[START OF Information provided]

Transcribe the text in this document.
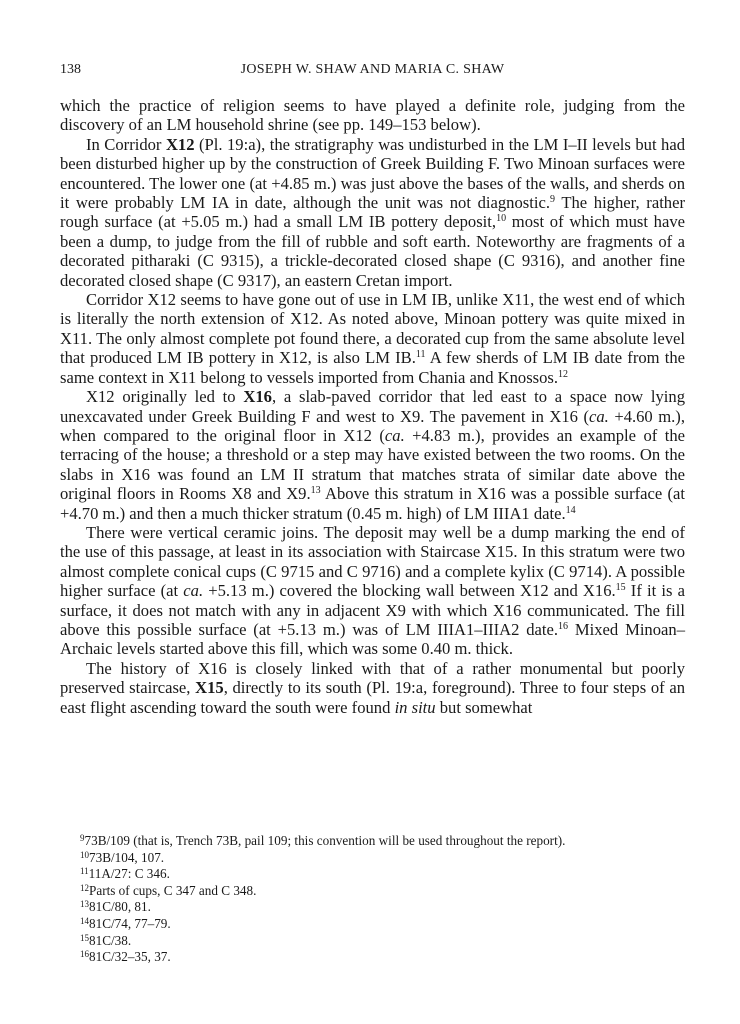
138	JOSEPH W. SHAW AND MARIA C. SHAW

which the practice of religion seems to have played a definite role, judging from the discovery of an LM household shrine (see pp. 149–153 below).

In Corridor X12 (Pl. 19:a), the stratigraphy was undisturbed in the LM I–II levels but had been disturbed higher up by the construction of Greek Building F. Two Minoan surfaces were encountered. The lower one (at +4.85 m.) was just above the bases of the walls, and sherds on it were probably LM IA in date, although the unit was not diagnostic.$^9$ The higher, rather rough surface (at +5.05 m.) had a small LM IB pottery deposit,$^{10}$ most of which must have been a dump, to judge from the fill of rubble and soft earth. Noteworthy are fragments of a decorated pitharaki (C 9315), a trickle-decorated closed shape (C 9316), and another fine decorated closed shape (C 9317), an eastern Cretan import.

Corridor X12 seems to have gone out of use in LM IB, unlike X11, the west end of which is literally the north extension of X12. As noted above, Minoan pottery was quite mixed in X11. The only almost complete pot found there, a decorated cup from the same absolute level that produced LM IB pottery in X12, is also LM IB.$^{11}$ A few sherds of LM IB date from the same context in X11 belong to vessels imported from Chania and Knossos.$^{12}$

X12 originally led to X16, a slab-paved corridor that led east to a space now lying unexcavated under Greek Building F and west to X9. The pavement in X16 (ca. +4.60 m.), when compared to the original floor in X12 (ca. +4.83 m.), provides an example of the terracing of the house; a threshold or a step may have existed between the two rooms. On the slabs in X16 was found an LM II stratum that matches strata of similar date above the original floors in Rooms X8 and X9.13 Above this stratum in X16 was a possible surface (at +4.70 m.) and then a much thicker stratum (0.45 m. high) of LM IIIA1 date.$^{14}$

There were vertical ceramic joins. The deposit may well be a dump marking the end of the use of this passage, at least in its association with Staircase X15. In this stratum were two almost complete conical cups (C 9715 and C 9716) and a complete kylix (C 9714). A possible higher surface (at ca. +5.13 m.) covered the blocking wall between X12 and X16.15 If it is a surface, it does not match with any in adjacent X9 with which X16 communicated. The fill above this possible surface (at +5.13 m.) was of LM IIIA1–IIIA2 date.$^{16}$ Mixed Minoan–Archaic levels started above this fill, which was some 0.40 m. thick.

The history of X16 is closely linked with that of a rather monumental but poorly preserved staircase, X15, directly to its south (Pl. 19:a, foreground). Three to four steps of an east flight ascending toward the south were found in situ but somewhat

$^9$73B/109 (that is, Trench 73B, pail 109; this convention will be used throughout the report).
$^{10}$73B/104, 107.
$^{11}$11A/27: C 346.
$^{12}$Parts of cups, C 347 and C 348.
$^{13}$81C/80, 81.
$^{14}$81C/74, 77–79.
$^{15}$81C/38.
$^{16}$81C/32–35, 37.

[END OF Information provided]

> Exercise:
In the listing, find all lines with the string "seems" and copy them.

> Exercise output:
which the practice of religion seems to have played a definite role, judging from the discovery of an LM household shrine (see pp. 149–153 below).
Corridor X12 seems to have gone out of use in LM IB, unlike X11, the west end of which is literally the north extension of X12. As noted above, Minoan pottery was quite mixed in X11. The only almost complete pot found there, a decorated cup from the same absolute level that produced LM IB pottery in X12, is also LM IB.$^{11}$ A few sherds of LM IB date from the same context in X11 belong to vessels imported from Chania and Knossos.$^{12}$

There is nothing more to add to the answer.